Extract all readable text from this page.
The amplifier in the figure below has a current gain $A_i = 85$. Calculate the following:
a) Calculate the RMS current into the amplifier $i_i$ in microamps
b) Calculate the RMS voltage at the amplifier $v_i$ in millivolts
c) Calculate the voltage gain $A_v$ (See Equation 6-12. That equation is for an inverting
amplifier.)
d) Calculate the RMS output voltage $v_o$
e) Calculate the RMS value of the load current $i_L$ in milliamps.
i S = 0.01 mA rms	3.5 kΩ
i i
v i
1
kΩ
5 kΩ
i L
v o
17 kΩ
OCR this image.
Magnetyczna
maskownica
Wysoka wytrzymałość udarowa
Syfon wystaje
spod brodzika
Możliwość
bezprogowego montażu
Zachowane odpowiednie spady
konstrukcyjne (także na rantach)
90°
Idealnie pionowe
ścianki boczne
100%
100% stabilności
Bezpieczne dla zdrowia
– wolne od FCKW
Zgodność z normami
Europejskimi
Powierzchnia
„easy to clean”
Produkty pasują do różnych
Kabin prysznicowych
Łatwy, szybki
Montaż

◆ THE PROBLEM: Go over the data above and copy every line that has the word "Calculate" in it.

◆ ANSWER BELOW:
The amplifier in the figure below has a current gain $A_i = 85$. Calculate the following:
a) Calculate the RMS current into the amplifier $i_i$ in microamps
b) Calculate the RMS voltage at the amplifier $v_i$ in millivolts
c) Calculate the voltage gain $A_v$ (See Equation 6-12. That equation is for an inverting
d) Calculate the RMS output voltage $v_o$
e) Calculate the RMS value of the load current $i_L$ in milliamps.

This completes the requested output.